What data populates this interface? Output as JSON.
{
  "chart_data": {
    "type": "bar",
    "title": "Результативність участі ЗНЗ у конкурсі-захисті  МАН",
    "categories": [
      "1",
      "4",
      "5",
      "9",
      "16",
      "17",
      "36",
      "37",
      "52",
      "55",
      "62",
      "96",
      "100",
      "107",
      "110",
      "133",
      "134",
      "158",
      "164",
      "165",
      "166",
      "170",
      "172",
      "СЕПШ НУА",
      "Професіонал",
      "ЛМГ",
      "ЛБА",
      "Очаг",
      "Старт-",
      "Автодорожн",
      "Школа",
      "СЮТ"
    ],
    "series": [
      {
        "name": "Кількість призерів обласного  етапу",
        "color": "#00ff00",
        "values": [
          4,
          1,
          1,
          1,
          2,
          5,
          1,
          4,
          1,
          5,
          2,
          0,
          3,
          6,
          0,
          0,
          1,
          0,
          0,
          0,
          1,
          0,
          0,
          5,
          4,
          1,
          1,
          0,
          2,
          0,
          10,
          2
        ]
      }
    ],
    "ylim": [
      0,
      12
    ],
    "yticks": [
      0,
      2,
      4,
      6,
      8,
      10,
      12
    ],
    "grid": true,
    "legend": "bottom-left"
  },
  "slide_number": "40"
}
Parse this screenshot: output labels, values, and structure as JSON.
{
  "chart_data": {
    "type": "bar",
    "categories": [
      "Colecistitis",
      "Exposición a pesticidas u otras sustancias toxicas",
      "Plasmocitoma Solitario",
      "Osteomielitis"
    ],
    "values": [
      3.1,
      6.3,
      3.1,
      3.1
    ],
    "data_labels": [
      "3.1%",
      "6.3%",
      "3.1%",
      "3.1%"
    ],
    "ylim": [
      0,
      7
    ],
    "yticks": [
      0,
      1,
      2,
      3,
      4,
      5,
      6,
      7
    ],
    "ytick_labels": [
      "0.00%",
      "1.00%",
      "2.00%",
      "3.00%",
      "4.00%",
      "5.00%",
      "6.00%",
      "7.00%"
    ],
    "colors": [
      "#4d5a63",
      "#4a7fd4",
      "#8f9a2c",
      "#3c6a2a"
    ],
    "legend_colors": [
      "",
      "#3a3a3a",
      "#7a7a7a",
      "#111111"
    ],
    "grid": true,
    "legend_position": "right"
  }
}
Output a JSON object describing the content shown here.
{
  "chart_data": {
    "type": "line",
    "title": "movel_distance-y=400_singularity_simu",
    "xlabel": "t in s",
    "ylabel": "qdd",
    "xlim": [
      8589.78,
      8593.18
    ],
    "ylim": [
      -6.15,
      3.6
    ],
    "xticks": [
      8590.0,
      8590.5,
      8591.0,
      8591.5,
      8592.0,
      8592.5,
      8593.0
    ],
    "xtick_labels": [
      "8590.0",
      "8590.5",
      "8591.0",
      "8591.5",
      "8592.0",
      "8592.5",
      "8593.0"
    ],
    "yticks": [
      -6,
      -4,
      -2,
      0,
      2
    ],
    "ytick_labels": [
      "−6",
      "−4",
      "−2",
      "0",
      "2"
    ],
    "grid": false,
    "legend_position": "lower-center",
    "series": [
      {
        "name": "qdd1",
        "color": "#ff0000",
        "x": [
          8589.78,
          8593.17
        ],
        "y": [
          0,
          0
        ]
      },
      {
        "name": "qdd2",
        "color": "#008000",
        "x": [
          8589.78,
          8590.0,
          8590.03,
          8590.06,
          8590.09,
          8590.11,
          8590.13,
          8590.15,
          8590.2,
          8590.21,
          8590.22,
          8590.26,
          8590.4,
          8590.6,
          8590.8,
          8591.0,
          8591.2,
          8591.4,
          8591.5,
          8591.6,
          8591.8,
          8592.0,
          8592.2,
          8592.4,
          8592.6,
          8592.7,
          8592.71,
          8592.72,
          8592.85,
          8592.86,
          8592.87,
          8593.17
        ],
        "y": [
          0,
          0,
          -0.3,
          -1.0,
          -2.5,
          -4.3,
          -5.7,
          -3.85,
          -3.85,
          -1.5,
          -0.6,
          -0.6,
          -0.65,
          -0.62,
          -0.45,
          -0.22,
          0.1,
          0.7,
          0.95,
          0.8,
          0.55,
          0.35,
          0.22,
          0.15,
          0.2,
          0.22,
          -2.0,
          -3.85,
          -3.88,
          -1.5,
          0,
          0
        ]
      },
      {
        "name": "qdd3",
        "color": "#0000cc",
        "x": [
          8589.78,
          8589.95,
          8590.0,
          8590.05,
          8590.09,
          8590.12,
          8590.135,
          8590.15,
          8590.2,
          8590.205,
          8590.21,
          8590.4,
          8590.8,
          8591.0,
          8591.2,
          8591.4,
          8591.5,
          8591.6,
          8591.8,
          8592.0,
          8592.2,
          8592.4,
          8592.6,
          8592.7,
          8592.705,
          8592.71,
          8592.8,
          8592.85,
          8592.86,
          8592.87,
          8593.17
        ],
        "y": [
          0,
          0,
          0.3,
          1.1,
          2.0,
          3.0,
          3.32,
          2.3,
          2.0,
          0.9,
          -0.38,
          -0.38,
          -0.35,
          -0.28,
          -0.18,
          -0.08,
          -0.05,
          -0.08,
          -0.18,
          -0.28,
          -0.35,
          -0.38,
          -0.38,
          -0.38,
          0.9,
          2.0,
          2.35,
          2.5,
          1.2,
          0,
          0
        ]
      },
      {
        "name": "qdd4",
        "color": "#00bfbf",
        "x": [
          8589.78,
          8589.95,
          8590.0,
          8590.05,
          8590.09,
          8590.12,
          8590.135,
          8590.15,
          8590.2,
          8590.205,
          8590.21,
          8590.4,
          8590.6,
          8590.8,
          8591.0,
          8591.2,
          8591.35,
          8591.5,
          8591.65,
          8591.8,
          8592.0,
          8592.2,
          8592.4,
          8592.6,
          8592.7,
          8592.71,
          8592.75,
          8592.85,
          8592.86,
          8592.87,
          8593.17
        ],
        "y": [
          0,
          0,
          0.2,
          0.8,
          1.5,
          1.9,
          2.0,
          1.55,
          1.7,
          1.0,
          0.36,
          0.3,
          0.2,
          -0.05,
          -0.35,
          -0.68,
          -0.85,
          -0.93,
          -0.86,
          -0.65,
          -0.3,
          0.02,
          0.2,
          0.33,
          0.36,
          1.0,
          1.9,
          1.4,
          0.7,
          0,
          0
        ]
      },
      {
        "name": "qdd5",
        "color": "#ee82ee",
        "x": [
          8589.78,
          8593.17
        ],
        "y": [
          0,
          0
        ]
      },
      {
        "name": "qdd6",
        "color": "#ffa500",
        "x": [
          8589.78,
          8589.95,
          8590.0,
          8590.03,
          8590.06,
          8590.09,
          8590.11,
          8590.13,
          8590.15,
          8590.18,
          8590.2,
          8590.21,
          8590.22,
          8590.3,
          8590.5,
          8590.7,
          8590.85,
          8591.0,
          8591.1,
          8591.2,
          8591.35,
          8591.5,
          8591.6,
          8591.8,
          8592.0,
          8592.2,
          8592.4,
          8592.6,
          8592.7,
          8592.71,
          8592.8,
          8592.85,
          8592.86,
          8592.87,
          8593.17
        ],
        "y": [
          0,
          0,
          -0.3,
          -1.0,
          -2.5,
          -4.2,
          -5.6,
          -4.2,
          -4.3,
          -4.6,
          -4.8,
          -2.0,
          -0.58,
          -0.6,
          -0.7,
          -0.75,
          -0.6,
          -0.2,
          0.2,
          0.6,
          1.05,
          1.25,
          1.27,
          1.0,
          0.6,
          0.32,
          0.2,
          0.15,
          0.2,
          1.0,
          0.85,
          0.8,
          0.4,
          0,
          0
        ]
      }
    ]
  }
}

* * * *

What is expected = Return every line above in which the string "this" occurs.

Written response =
What data populates this interface? Output as JSON.
Parse this screenshot: output labels, values, and structure as JSON.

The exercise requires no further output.